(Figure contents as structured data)
- - -

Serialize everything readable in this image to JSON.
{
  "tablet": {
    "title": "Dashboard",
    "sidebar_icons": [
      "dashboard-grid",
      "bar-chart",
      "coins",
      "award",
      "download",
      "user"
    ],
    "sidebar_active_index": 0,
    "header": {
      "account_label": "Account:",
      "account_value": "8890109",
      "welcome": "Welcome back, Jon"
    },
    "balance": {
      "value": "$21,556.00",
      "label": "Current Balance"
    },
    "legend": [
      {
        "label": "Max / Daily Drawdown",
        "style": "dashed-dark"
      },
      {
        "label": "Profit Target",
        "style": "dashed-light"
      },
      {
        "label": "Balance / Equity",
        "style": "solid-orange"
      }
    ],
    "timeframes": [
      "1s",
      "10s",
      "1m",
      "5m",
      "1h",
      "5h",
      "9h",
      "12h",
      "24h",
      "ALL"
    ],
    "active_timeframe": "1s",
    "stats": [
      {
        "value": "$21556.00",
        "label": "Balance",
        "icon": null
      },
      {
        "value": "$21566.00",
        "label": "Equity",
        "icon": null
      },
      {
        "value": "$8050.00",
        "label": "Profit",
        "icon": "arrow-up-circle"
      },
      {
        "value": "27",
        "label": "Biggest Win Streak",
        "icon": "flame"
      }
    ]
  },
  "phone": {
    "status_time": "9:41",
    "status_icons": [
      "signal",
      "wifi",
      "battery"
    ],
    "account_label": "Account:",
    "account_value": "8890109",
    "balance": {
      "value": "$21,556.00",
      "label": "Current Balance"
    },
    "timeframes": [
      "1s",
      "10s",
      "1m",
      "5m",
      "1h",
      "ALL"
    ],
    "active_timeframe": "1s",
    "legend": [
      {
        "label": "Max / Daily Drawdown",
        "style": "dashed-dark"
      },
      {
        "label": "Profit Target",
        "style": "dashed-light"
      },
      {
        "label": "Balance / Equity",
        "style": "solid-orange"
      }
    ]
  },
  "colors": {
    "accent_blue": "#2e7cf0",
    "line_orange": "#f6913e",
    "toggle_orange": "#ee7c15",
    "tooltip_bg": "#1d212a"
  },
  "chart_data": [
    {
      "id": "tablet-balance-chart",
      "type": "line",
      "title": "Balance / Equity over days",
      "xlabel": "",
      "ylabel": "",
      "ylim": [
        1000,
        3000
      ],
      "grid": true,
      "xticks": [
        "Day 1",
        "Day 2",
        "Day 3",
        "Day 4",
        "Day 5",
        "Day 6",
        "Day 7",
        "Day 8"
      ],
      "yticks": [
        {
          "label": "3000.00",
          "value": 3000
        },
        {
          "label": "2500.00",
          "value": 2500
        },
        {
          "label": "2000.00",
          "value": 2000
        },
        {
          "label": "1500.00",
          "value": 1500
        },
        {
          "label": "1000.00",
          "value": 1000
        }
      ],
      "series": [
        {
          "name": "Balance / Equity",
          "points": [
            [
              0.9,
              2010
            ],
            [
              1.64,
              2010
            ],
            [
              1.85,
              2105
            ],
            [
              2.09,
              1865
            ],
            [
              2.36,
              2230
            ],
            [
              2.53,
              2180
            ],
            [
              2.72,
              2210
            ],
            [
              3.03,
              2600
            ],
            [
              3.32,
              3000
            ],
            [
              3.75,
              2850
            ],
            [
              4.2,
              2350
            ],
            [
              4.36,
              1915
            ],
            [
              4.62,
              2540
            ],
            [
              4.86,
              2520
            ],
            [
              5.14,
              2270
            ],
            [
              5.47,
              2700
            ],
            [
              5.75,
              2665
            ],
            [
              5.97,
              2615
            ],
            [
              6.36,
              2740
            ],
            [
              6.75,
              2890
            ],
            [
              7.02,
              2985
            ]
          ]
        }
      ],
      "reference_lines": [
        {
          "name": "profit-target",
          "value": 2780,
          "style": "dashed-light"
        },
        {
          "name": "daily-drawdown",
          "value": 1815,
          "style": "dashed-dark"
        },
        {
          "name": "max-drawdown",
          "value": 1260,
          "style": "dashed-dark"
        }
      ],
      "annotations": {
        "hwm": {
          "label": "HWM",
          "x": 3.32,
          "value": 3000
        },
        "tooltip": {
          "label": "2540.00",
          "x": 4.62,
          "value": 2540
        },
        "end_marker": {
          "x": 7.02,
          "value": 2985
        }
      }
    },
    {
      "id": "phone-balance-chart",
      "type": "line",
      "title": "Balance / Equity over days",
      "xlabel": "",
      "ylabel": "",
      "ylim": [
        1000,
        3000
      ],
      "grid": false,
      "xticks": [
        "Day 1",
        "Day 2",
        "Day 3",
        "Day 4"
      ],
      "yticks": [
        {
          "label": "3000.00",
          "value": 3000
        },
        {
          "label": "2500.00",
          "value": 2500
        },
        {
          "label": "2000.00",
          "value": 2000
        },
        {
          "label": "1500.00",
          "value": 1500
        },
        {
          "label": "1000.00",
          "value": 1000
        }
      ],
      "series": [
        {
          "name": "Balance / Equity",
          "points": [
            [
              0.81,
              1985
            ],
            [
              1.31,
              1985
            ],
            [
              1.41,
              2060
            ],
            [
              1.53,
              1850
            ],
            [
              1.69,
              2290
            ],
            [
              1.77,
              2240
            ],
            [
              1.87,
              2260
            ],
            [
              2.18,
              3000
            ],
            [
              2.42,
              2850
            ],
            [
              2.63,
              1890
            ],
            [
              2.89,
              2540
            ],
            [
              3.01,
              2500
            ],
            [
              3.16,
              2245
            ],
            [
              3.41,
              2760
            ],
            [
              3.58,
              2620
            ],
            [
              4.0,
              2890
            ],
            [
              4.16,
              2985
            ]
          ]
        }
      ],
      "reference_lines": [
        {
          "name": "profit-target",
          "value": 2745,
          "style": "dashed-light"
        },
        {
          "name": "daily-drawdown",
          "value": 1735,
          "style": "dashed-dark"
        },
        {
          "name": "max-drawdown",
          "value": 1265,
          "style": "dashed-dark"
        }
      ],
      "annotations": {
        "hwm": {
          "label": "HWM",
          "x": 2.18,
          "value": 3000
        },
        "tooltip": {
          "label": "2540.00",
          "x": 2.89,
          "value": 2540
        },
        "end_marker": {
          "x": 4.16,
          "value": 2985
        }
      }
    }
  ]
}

- - -

Please restate the data word for word, every record included.

§ **THE REPLY**:
Serialize everything readable in this image to JSON.
{
  "tablet": {
    "title": "Dashboard",
    "sidebar_icons": [
      "dashboard-grid",
      "bar-chart",
      "coins",
      "award",
      "download",
      "user"
    ],
    "sidebar_active_index": 0,
    "header": {
      "account_label": "Account:",
      "account_value": "8890109",
      "welcome": "Welcome back, Jon"
    },
    "balance": {
      "value": "$21,556.00",
      "label": "Current Balance"
    },
    "legend": [
      {
        "label": "Max / Daily Drawdown",
        "style": "dashed-dark"
      },
      {
        "label": "Profit Target",
        "style": "dashed-light"
      },
      {
        "label": "Balance / Equity",
        "style": "solid-orange"
      }
    ],
    "timeframes": [
      "1s",
      "10s",
      "1m",
      "5m",
      "1h",
      "5h",
      "9h",
      "12h",
      "24h",
      "ALL"
    ],
    "active_timeframe": "1s",
    "stats": [
      {
        "value": "$21556.00",
        "label": "Balance",
        "icon": null
      },
      {
        "value": "$21566.00",
        "label": "Equity",
        "icon": null
      },
      {
        "value": "$8050.00",
        "label": "Profit",
        "icon": "arrow-up-circle"
      },
      {
        "value": "27",
        "label": "Biggest Win Streak",
        "icon": "flame"
      }
    ]
  },
  "phone": {
    "status_time": "9:41",
    "status_icons": [
      "signal",
      "wifi",
      "battery"
    ],
    "account_label": "Account:",
    "account_value": "8890109",
    "balance": {
      "value": "$21,556.00",
      "label": "Current Balance"
    },
    "timeframes": [
      "1s",
      "10s",
      "1m",
      "5m",
      "1h",
      "ALL"
    ],
    "active_timeframe": "1s",
    "legend": [
      {
        "label": "Max / Daily Drawdown",
        "style": "dashed-dark"
      },
      {
        "label": "Profit Target",
        "style": "dashed-light"
      },
      {
        "label": "Balance / Equity",
        "style": "solid-orange"
      }
    ]
  },
  "colors": {
    "accent_blue": "#2e7cf0",
    "line_orange": "#f6913e",
    "toggle_orange": "#ee7c15",
    "tooltip_bg": "#1d212a"
  },
  "chart_data": [
    {
      "id": "tablet-balance-chart",
      "type": "line",
      "title": "Balance / Equity over days",
      "xlabel": "",
      "ylabel": "",
      "ylim": [
        1000,
        3000
      ],
      "grid": true,
      "xticks": [
        "Day 1",
        "Day 2",
        "Day 3",
        "Day 4",
        "Day 5",
        "Day 6",
        "Day 7",
        "Day 8"
      ],
      "yticks": [
        {
          "label": "3000.00",
          "value": 3000
        },
        {
          "label": "2500.00",
          "value": 2500
        },
        {
          "label": "2000.00",
          "value": 2000
        },
        {
          "label": "1500.00",
          "value": 1500
        },
        {
          "label": "1000.00",
          "value": 1000
        }
      ],
      "series": [
        {
          "name": "Balance / Equity",
          "points": [
            [
              0.9,
              2010
            ],
            [
              1.64,
              2010
            ],
            [
              1.85,
              2105
            ],
            [
              2.09,
              1865
            ],
            [
              2.36,
              2230
            ],
            [
              2.53,
              2180
            ],
            [
              2.72,
              2210
            ],
            [
              3.03,
              2600
            ],
            [
              3.32,
              3000
            ],
            [
              3.75,
              2850
            ],
            [
              4.2,
              2350
            ],
            [
              4.36,
              1915
            ],
            [
              4.62,
              2540
            ],
            [
              4.86,
              2520
            ],
            [
              5.14,
              2270
            ],
            [
              5.47,
              2700
            ],
            [
              5.75,
              2665
            ],
            [
              5.97,
              2615
            ],
            [
              6.36,
              2740
            ],
            [
              6.75,
              2890
            ],
            [
              7.02,
              2985
            ]
          ]
        }
      ],
      "reference_lines": [
        {
          "name": "profit-target",
          "value": 2780,
          "style": "dashed-light"
        },
        {
          "name": "daily-drawdown",
          "value": 1815,
          "style": "dashed-dark"
        },
        {
          "name": "max-drawdown",
          "value": 1260,
          "style": "dashed-dark"
        }
      ],
      "annotations": {
        "hwm": {
          "label": "HWM",
          "x": 3.32,
          "value": 3000
        },
        "tooltip": {
          "label": "2540.00",
          "x": 4.62,
          "value": 2540
        },
        "end_marker": {
          "x": 7.02,
          "value": 2985
        }
      }
    },
    {
      "id": "phone-balance-chart",
      "type": "line",
      "title": "Balance / Equity over days",
      "xlabel": "",
      "ylabel": "",
      "ylim": [
        1000,
        3000
      ],
      "grid": false,
      "xticks": [
        "Day 1",
        "Day 2",
        "Day 3",
        "Day 4"
      ],
      "yticks": [
        {
          "label": "3000.00",
          "value": 3000
        },
        {
          "label": "2500.00",
          "value": 2500
        },
        {
          "label": "2000.00",
          "value": 2000
        },
        {
          "label": "1500.00",
          "value": 1500
        },
        {
          "label": "1000.00",
          "value": 1000
        }
      ],
      "series": [
        {
          "name": "Balance / Equity",
          "points": [
            [
              0.81,
              1985
            ],
            [
              1.31,
              1985
            ],
            [
              1.41,
              2060
            ],
            [
              1.53,
              1850
            ],
            [
              1.69,
              2290
            ],
            [
              1.77,
              2240
            ],
            [
              1.87,
              2260
            ],
            [
              2.18,
              3000
            ],
            [
              2.42,
              2850
            ],
            [
              2.63,
              1890
            ],
            [
              2.89,
              2540
            ],
            [
              3.01,
              2500
            ],
            [
              3.16,
              2245
            ],
            [
              3.41,
              2760
            ],
            [
              3.58,
              2620
            ],
            [
              4.0,
              2890
            ],
            [
              4.16,
              2985
            ]
          ]
        }
      ],
      "reference_lines": [
        {
          "name": "profit-target",
          "value": 2745,
          "style": "dashed-light"
        },
        {
          "name": "daily-drawdown",
          "value": 1735,
          "style": "dashed-dark"
        },
        {
          "name": "max-drawdown",
          "value": 1265,
          "style": "dashed-dark"
        }
      ],
      "annotations": {
        "hwm": {
          "label": "HWM",
          "x": 2.18,
          "value": 3000
        },
        "tooltip": {
          "label": "2540.00",
          "x": 2.89,
          "value": 2540
        },
        "end_marker": {
          "x": 4.16,
          "value": 2985
        }
      }
    }
  ]
}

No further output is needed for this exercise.